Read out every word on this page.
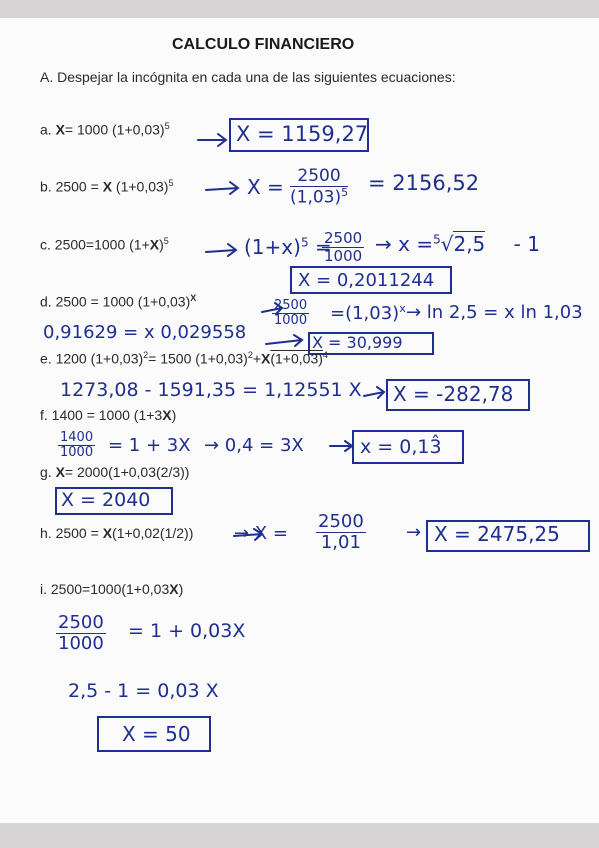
CALCULO FINANCIERO
A. Despejar la incógnita en cada una de las siguientes ecuaciones:
a. X= 1000 $(1+0,03)^5$	X = 1159,27
b. 2500 = X $(1+0,03)^5$	$X = \frac{2500}{(1,03)^5} = 2156,52$
c. 2500=1000 $(1+X)^5$	$(1+x)^5$ =
$\frac{2500}{1000} \to x =^5√2,5 - 1$
X = 0,2011244
d. 2500 = 1000 $(1+0,03)^X$
$\frac{2500}{1000} =(1,03)^x \to \ln 2,5 = x$ ln 1,03
0,91629 = x 0,029558	X = 30,999
e. 1200 $(1+0,03)^2= 1500$ $(1+0,03)^2+X(1+0,03)^4$
1273,08 - 1591,35 = 1,12551 X X = -282,78
f. 1400 = 1000 (1+3X)
$\frac{1400}{1000} = 1 + 3X \to 0,4 = 3X$	x = 0,13̂
g. X= 2000(1+0,03(2/3))
X = 2040
h. $2500 = X(1+0,02(1/2)) \to X = \frac{2500}{1,01} \to X = 2475,25$
i. 2500=1000(1+0,03X)
$\frac{2500}{1000} = 1 + 0,03X$
2,5 - 1 = 0,03 X
X = 50
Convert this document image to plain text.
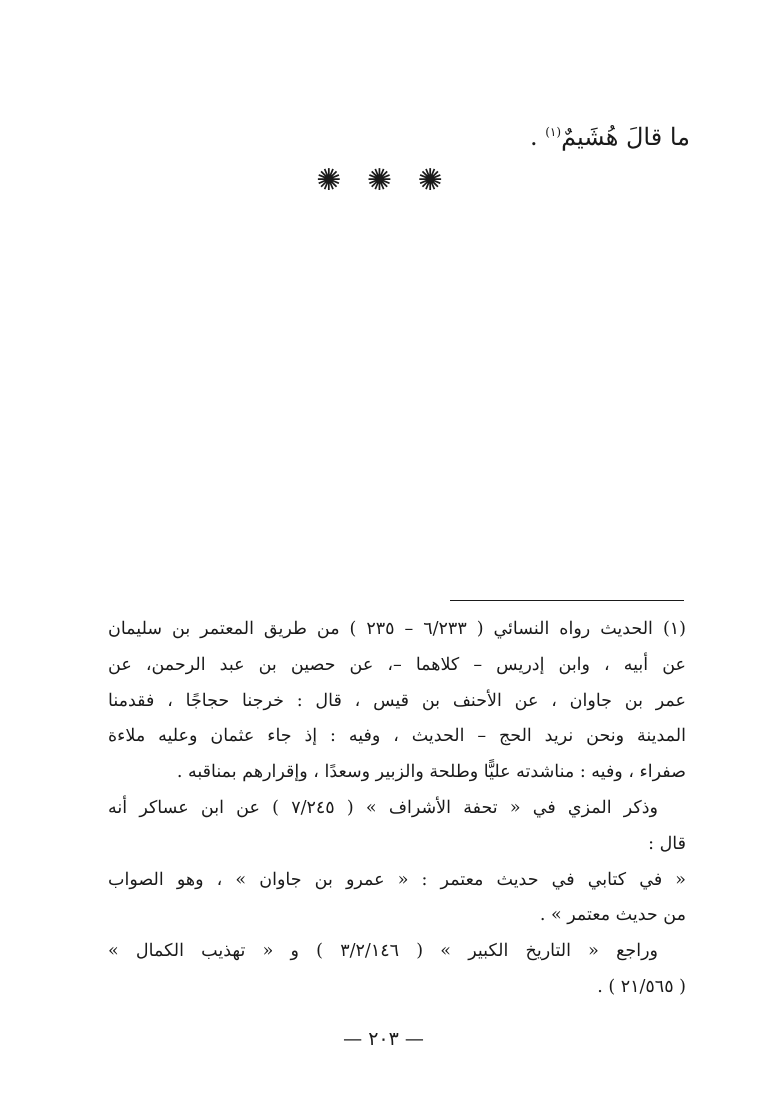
ما قالَ هُشَيمٌ$^{(١)}$ .
✺ ✺ ✺
(١)الحديث رواه النسائي ( ٦/٢٣٣ – ٢٣٥ ) من طريق المعتمر بن سليمان
عن أبيه ، وابن إدريس – كلاهما –، عن حصين بن عبد الرحمن، عن
عمر بن جاوان ، عن الأحنف بن قيس ، قال : خرجنا حجاجًا ، فقدمنا
المدينة ونحن نريد الحج – الحديث ، وفيه : إذ جاء عثمان وعليه ملاءة
صفراء ، وفيه : مناشدته عليًّا وطلحة والزبير وسعدًا ، وإقرارهم بمناقبه .
وذكر المزي في « تحفة الأشراف » ( ٧/٢٤٥ ) عن ابن عساكر أنه
قال :
« في كتابي في حديث معتمر : « عمرو بن جاوان » ، وهو الصواب
من حديث معتمر » .
وراجع « التاريخ الكبير » ( ٣/٢/١٤٦ ) و « تهذيب الكمال »
( ٢١/٥٦٥ ) .
— ٢٠٣ —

Written exercise: Transcribe all entries above exactly. Drop the pictures.

Worked solution:
Read out every word on this page.
CALCULO FINANCIERO
A. Despejar la incógnita en cada una de las siguientes ecuaciones:
a. X= 1000 $(1+0,03)^5$	X = 1159,27
b. 2500 = X $(1+0,03)^5$	$X = \frac{2500}{(1,03)^5} = 2156,52$
c. 2500=1000 $(1+X)^5$	$(1+x)^5$ =
$\frac{2500}{1000} \to x =^5√2,5 - 1$
X = 0,2011244
d. 2500 = 1000 $(1+0,03)^X$
$\frac{2500}{1000} =(1,03)^x \to \ln 2,5 = x$ ln 1,03
0,91629 = x 0,029558	X = 30,999
e. 1200 $(1+0,03)^2= 1500$ $(1+0,03)^2+X(1+0,03)^4$
1273,08 - 1591,35 = 1,12551 X X = -282,78
f. 1400 = 1000 (1+3X)
$\frac{1400}{1000} = 1 + 3X \to 0,4 = 3X$	x = 0,13̂
g. X= 2000(1+0,03(2/3))
X = 2040
h. $2500 = X(1+0,02(1/2)) \to X = \frac{2500}{1,01} \to X = 2475,25$
i. 2500=1000(1+0,03X)
$\frac{2500}{1000} = 1 + 0,03X$
2,5 - 1 = 0,03 X
X = 50
Convert this document image to plain text.
ما قالَ هُشَيمٌ$^{(١)}$ .
✺ ✺ ✺
(١)الحديث رواه النسائي ( ٦/٢٣٣ – ٢٣٥ ) من طريق المعتمر بن سليمان
عن أبيه ، وابن إدريس – كلاهما –، عن حصين بن عبد الرحمن، عن
عمر بن جاوان ، عن الأحنف بن قيس ، قال : خرجنا حجاجًا ، فقدمنا
المدينة ونحن نريد الحج – الحديث ، وفيه : إذ جاء عثمان وعليه ملاءة
صفراء ، وفيه : مناشدته عليًّا وطلحة والزبير وسعدًا ، وإقرارهم بمناقبه .
وذكر المزي في « تحفة الأشراف » ( ٧/٢٤٥ ) عن ابن عساكر أنه
قال :
« في كتابي في حديث معتمر : « عمرو بن جاوان » ، وهو الصواب
من حديث معتمر » .
وراجع « التاريخ الكبير » ( ٣/٢/١٤٦ ) و « تهذيب الكمال »
( ٢١/٥٦٥ ) .
— ٢٠٣ —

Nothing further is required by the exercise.